** START OF RECORDS FOR THE EXERCISE **
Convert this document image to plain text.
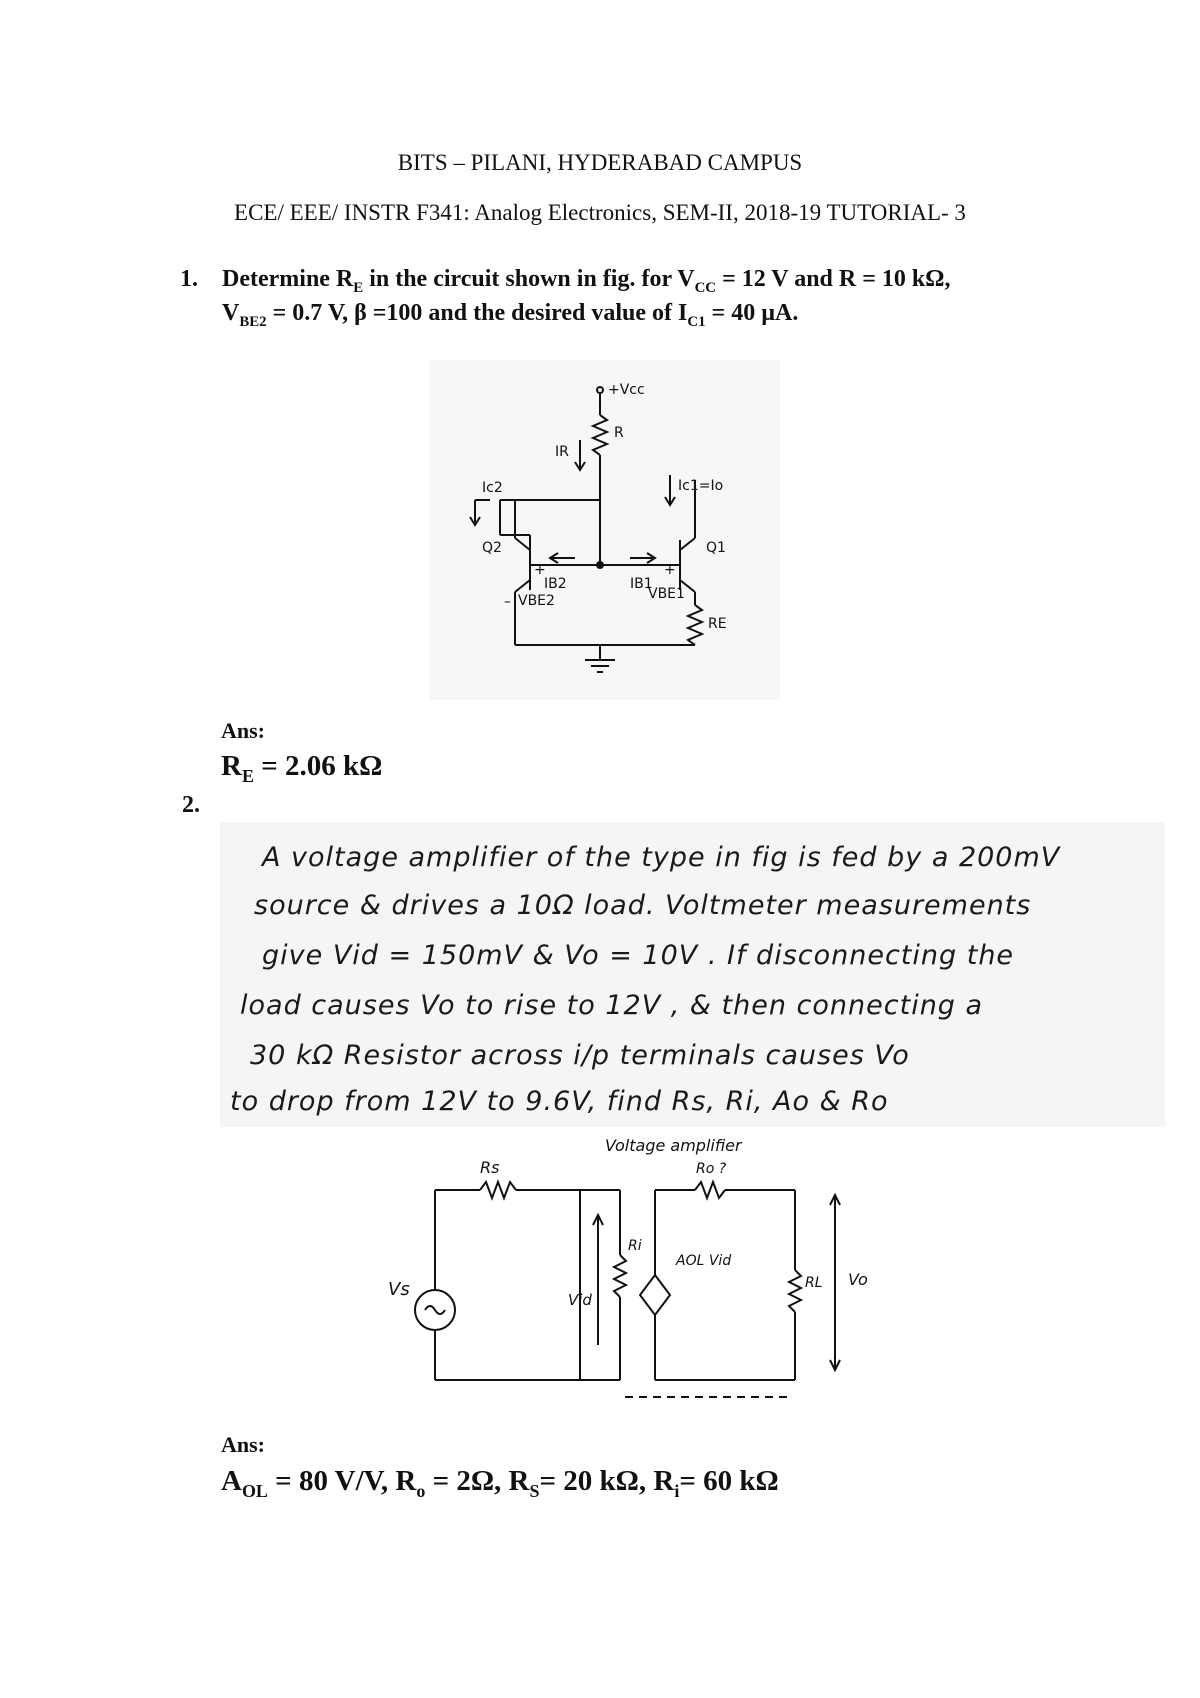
BITS – PILANI, HYDERABAD CAMPUS
ECE/ EEE/ INSTR F341: Analog Electronics, SEM-II, 2018-19 TUTORIAL- 3
1. Determine $R_E$ in the circuit shown in fig. for $V_{CC} = 12$ V and R = 10 kΩ,
$V_{BE2} = 0.7$ V, β =100 and the desired value of $I_{C1} = 40$ µA.
+Vcc
R
IR
Ic2	Ic1=Io
Q2	Q1
IB2	IB1
VBE2	VBE1
RE
+	+
–
Ans:
$R_E = 2.06$ kΩ
2.
A voltage amplifier of the type in fig is fed by a 200mV
source & drives a 10Ω load. Voltmeter measurements
give Vid = 150mV & Vo = 10V . If disconnecting the
load causes Vo to rise to 12V , & then connecting a
30 kΩ Resistor across i/p terminals causes Vo
to drop from 12V to 9.6V, find Rs, Ri, Ao & Ro
Rs
Voltage amplifier
Ro ?
Vs	Vid
Ri
AOL Vid
RL Vo
Ans:
$A_{OL} = 80$ V/V, $R_o = 2\Omega$, $R_S= 20$ kΩ, $R_i= 60$ kΩ
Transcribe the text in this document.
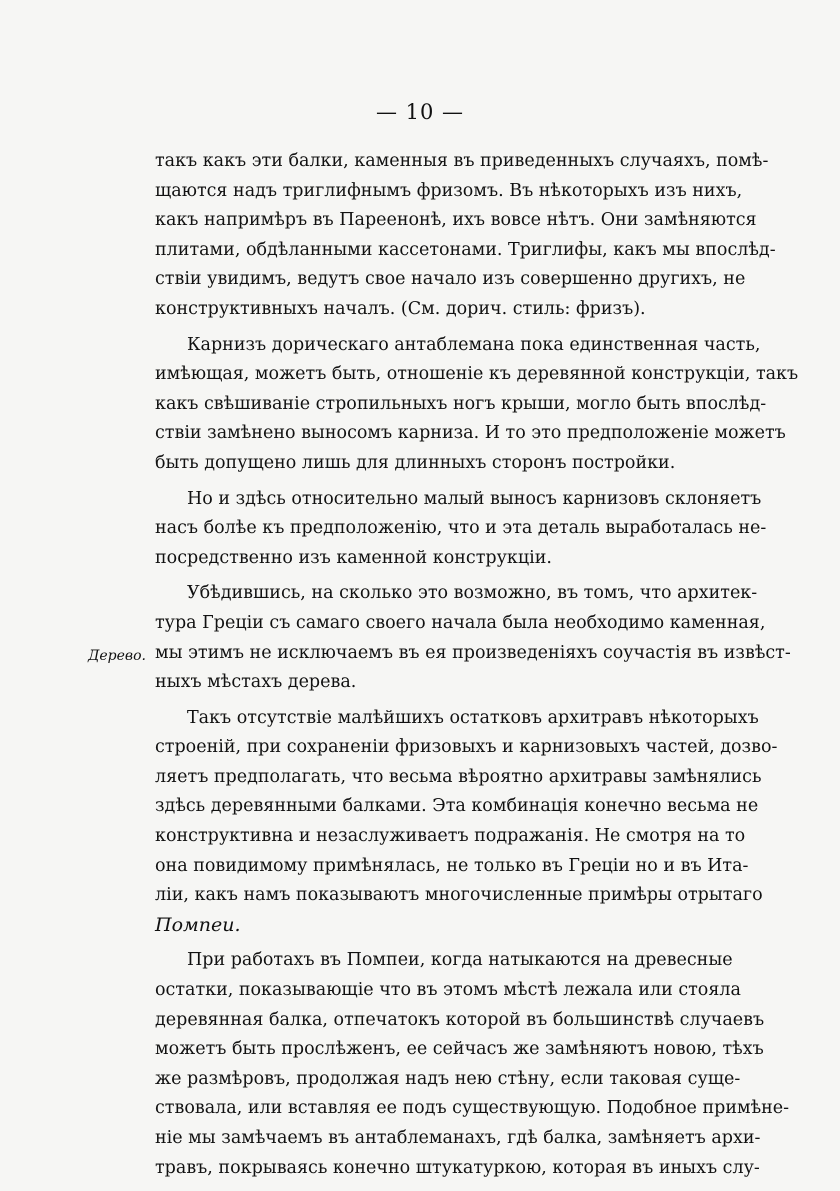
— 10 —
Дерево.
такъ какъ эти балки, каменныя въ приведенныхъ случаяхъ, помѣ-
щаются надъ триглифнымъ фризомъ. Въ нѣкоторыхъ изъ нихъ,
какъ напримѣръ въ Пареенонѣ, ихъ вовсе нѣтъ. Они замѣняются
плитами, обдѣланными кассетонами. Триглифы, какъ мы впослѣд-
ствіи увидимъ, ведутъ свое начало изъ совершенно другихъ, не
конструктивныхъ началъ. (См. дорич. стиль: фризъ).
Карнизъ дорическаго антаблемана пока единственная часть,
имѣющая, можетъ быть, отношеніе къ деревянной конструкціи, такъ
какъ свѣшиваніе стропильныхъ ногъ крыши, могло быть впослѣд-
ствіи замѣнено выносомъ карниза. И то это предположеніе можетъ
быть допущено лишь для длинныхъ сторонъ постройки.
Но и здѣсь относительно малый выносъ карнизовъ склоняетъ
насъ болѣе къ предположенію, что и эта деталь выработалась не-
посредственно изъ каменной конструкціи.
Убѣдившись, на сколько это возможно, въ томъ, что архитек-
тура Греціи съ самаго своего начала была необходимо каменная,
мы этимъ не исключаемъ въ ея произведеніяхъ соучастія въ извѣст-
ныхъ мѣстахъ дерева.
Такъ отсутствіе малѣйшихъ остатковъ архитравъ нѣкоторыхъ
строеній, при сохраненіи фризовыхъ и карнизовыхъ частей, дозво-
ляетъ предполагать, что весьма вѣроятно архитравы замѣнялись
здѣсь деревянными балками. Эта комбинація конечно весьма не
конструктивна и незаслуживаетъ подражанія. Не смотря на то
она повидимому примѣнялась, не только въ Греціи но и въ Ита-
ліи, какъ намъ показываютъ многочисленные примѣры отрытаго
Помпеи.
При работахъ въ Помпеи, когда натыкаются на древесные
остатки, показывающіе что въ этомъ мѣстѣ лежала или стояла
деревянная балка, отпечатокъ которой въ большинствѣ случаевъ
можетъ быть прослѣженъ, ее сейчасъ же замѣняютъ новою, тѣхъ
же размѣровъ, продолжая надъ нею стѣну, если таковая суще-
ствовала, или вставляя ее подъ существующую. Подобное примѣне-
ніе мы замѣчаемъ въ антаблеманахъ, гдѣ балка, замѣняетъ архи-
травъ, покрываясь конечно штукатуркою, которая въ иныхъ слу-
** END OF RECORDS FOR THE EXERCISE **
▸ **AIM OF THE TASK**
The lines to be extracted begin at the line containing "Transcribe the text in this document." and continue through the final line of the material above, both ends included. Reproduce them exactly, without the pictures.

▸ **RESULT BELOW**
Transcribe the text in this document.
— 10 —
Дерево.
такъ какъ эти балки, каменныя въ приведенныхъ случаяхъ, помѣ-
щаются надъ триглифнымъ фризомъ. Въ нѣкоторыхъ изъ нихъ,
какъ напримѣръ въ Пареенонѣ, ихъ вовсе нѣтъ. Они замѣняются
плитами, обдѣланными кассетонами. Триглифы, какъ мы впослѣд-
ствіи увидимъ, ведутъ свое начало изъ совершенно другихъ, не
конструктивныхъ началъ. (См. дорич. стиль: фризъ).
Карнизъ дорическаго антаблемана пока единственная часть,
имѣющая, можетъ быть, отношеніе къ деревянной конструкціи, такъ
какъ свѣшиваніе стропильныхъ ногъ крыши, могло быть впослѣд-
ствіи замѣнено выносомъ карниза. И то это предположеніе можетъ
быть допущено лишь для длинныхъ сторонъ постройки.
Но и здѣсь относительно малый выносъ карнизовъ склоняетъ
насъ болѣе къ предположенію, что и эта деталь выработалась не-
посредственно изъ каменной конструкціи.
Убѣдившись, на сколько это возможно, въ томъ, что архитек-
тура Греціи съ самаго своего начала была необходимо каменная,
мы этимъ не исключаемъ въ ея произведеніяхъ соучастія въ извѣст-
ныхъ мѣстахъ дерева.
Такъ отсутствіе малѣйшихъ остатковъ архитравъ нѣкоторыхъ
строеній, при сохраненіи фризовыхъ и карнизовыхъ частей, дозво-
ляетъ предполагать, что весьма вѣроятно архитравы замѣнялись
здѣсь деревянными балками. Эта комбинація конечно весьма не
конструктивна и незаслуживаетъ подражанія. Не смотря на то
она повидимому примѣнялась, не только въ Греціи но и въ Ита-
ліи, какъ намъ показываютъ многочисленные примѣры отрытаго
Помпеи.
При работахъ въ Помпеи, когда натыкаются на древесные
остатки, показывающіе что въ этомъ мѣстѣ лежала или стояла
деревянная балка, отпечатокъ которой въ большинствѣ случаевъ
можетъ быть прослѣженъ, ее сейчасъ же замѣняютъ новою, тѣхъ
же размѣровъ, продолжая надъ нею стѣну, если таковая суще-
ствовала, или вставляя ее подъ существующую. Подобное примѣне-
ніе мы замѣчаемъ въ антаблеманахъ, гдѣ балка, замѣняетъ архи-
травъ, покрываясь конечно штукатуркою, которая въ иныхъ слу-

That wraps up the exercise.